# What the task asks
Set out every line bearing the string "персонажей".

# Records for the task
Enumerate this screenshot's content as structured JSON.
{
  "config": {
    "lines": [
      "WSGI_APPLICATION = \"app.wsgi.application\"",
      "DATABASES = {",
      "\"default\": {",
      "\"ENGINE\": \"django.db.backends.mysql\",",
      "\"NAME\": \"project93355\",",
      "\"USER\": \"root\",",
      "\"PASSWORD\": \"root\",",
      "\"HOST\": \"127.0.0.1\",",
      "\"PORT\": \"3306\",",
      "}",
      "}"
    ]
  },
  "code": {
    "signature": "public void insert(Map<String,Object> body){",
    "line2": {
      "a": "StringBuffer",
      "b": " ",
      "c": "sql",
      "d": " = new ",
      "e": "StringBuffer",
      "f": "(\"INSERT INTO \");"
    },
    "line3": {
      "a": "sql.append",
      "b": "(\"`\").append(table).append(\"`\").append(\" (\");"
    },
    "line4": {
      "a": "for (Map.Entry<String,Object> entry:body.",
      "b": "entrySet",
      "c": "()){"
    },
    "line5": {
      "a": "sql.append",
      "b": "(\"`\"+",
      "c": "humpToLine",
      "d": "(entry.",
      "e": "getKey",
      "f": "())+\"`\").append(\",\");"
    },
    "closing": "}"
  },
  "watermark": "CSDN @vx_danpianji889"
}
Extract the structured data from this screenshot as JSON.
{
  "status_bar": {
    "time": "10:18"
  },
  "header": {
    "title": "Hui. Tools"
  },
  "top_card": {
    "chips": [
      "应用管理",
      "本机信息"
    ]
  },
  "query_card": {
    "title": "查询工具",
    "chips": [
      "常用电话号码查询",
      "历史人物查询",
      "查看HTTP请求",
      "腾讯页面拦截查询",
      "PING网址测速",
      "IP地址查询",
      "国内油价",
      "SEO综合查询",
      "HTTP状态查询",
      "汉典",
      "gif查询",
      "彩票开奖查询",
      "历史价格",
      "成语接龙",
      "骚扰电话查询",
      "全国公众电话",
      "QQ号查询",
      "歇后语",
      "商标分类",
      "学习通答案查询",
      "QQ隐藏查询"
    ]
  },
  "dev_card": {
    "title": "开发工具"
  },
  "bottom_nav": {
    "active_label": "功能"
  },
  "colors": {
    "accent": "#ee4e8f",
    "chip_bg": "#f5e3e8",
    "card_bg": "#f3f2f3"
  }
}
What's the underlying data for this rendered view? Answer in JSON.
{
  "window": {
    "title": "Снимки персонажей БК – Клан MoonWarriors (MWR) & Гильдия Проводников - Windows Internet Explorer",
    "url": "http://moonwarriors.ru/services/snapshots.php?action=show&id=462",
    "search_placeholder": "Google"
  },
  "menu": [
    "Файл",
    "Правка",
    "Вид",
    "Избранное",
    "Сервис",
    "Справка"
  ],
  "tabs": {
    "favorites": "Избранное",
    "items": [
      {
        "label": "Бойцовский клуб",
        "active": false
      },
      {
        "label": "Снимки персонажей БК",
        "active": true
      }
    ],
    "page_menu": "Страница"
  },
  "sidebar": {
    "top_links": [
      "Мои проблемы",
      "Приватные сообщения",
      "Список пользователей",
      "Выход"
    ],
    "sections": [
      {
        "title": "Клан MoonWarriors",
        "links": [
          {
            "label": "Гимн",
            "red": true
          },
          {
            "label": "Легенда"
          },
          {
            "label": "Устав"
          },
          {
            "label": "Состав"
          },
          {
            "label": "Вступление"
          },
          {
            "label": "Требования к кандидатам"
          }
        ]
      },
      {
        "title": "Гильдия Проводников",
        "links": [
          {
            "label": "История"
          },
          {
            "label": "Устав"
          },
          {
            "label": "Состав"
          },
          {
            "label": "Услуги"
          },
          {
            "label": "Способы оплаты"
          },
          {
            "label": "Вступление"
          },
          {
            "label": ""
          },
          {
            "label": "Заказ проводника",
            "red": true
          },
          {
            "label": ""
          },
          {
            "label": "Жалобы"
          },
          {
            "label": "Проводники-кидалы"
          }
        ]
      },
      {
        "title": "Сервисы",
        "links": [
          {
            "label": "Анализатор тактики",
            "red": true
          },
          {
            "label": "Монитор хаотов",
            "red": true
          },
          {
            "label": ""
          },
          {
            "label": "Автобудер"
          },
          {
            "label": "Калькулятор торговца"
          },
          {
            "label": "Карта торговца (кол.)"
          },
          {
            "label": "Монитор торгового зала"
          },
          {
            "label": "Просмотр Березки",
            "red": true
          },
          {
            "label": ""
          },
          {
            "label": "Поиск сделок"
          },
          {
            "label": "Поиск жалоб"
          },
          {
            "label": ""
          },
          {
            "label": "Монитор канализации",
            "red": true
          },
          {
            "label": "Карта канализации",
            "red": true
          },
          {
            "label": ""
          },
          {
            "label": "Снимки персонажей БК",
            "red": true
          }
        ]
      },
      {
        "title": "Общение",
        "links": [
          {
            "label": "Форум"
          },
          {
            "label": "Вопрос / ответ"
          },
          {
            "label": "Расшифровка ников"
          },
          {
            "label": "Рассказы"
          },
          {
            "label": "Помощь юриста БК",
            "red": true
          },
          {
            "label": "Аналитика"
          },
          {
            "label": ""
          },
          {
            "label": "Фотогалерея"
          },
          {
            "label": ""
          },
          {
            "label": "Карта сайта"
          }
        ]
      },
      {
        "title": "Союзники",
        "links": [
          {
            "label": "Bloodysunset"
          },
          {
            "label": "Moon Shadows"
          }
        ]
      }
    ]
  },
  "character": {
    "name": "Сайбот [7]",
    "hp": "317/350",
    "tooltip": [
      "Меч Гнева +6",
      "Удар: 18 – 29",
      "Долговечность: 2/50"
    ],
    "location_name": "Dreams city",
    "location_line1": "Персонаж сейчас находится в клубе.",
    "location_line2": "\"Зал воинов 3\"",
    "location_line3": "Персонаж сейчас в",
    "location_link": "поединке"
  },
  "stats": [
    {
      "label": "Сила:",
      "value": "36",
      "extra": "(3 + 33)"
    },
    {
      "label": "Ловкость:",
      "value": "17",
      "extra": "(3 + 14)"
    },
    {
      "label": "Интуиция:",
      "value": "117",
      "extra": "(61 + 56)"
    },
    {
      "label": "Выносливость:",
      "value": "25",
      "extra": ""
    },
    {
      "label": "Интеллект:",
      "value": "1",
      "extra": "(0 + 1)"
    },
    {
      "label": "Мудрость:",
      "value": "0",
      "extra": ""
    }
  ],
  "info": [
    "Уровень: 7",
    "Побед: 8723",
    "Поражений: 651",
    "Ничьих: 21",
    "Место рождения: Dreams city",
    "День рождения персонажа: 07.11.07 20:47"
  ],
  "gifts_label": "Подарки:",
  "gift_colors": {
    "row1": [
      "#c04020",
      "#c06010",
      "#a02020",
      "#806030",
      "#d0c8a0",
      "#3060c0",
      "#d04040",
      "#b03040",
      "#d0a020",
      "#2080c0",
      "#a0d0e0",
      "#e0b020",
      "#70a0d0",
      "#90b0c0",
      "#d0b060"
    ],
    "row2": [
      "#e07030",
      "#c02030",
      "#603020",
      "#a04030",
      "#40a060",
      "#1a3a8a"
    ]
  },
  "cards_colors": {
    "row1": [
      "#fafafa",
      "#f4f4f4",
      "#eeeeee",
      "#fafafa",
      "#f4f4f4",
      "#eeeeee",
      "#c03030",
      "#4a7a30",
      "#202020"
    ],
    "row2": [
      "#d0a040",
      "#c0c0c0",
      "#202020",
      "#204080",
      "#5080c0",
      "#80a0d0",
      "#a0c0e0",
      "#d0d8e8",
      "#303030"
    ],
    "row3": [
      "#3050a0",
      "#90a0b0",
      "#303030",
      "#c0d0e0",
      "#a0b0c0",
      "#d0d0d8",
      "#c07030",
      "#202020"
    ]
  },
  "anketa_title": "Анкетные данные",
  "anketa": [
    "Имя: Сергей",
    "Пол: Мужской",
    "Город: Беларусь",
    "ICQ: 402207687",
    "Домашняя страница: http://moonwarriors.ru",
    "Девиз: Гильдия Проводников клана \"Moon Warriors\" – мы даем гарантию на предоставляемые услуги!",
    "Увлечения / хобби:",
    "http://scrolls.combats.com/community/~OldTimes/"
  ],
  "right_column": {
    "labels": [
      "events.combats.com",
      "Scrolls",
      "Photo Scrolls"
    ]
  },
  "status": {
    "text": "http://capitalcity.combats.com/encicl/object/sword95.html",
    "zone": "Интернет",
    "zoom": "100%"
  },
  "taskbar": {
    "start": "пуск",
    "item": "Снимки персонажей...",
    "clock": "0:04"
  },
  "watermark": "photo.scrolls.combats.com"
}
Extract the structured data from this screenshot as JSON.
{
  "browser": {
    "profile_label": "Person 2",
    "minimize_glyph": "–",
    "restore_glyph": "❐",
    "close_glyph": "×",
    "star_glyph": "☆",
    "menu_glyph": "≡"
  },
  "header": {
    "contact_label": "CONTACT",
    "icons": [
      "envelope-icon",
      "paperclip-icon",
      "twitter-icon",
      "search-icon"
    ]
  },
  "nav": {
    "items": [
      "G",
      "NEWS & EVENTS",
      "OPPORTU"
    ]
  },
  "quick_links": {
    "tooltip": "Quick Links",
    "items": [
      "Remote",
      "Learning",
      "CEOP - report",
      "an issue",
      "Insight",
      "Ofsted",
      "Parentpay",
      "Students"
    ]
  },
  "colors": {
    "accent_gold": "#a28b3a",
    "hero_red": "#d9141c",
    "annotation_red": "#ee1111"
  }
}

# Answer to this exercise
    "title": "Снимки персонажей БК – Клан MoonWarriors (MWR) & Гильдия Проводников - Windows Internet Explorer",
        "label": "Снимки персонажей БК",
            "label": "Снимки персонажей БК",
    "item": "Снимки персонажей...",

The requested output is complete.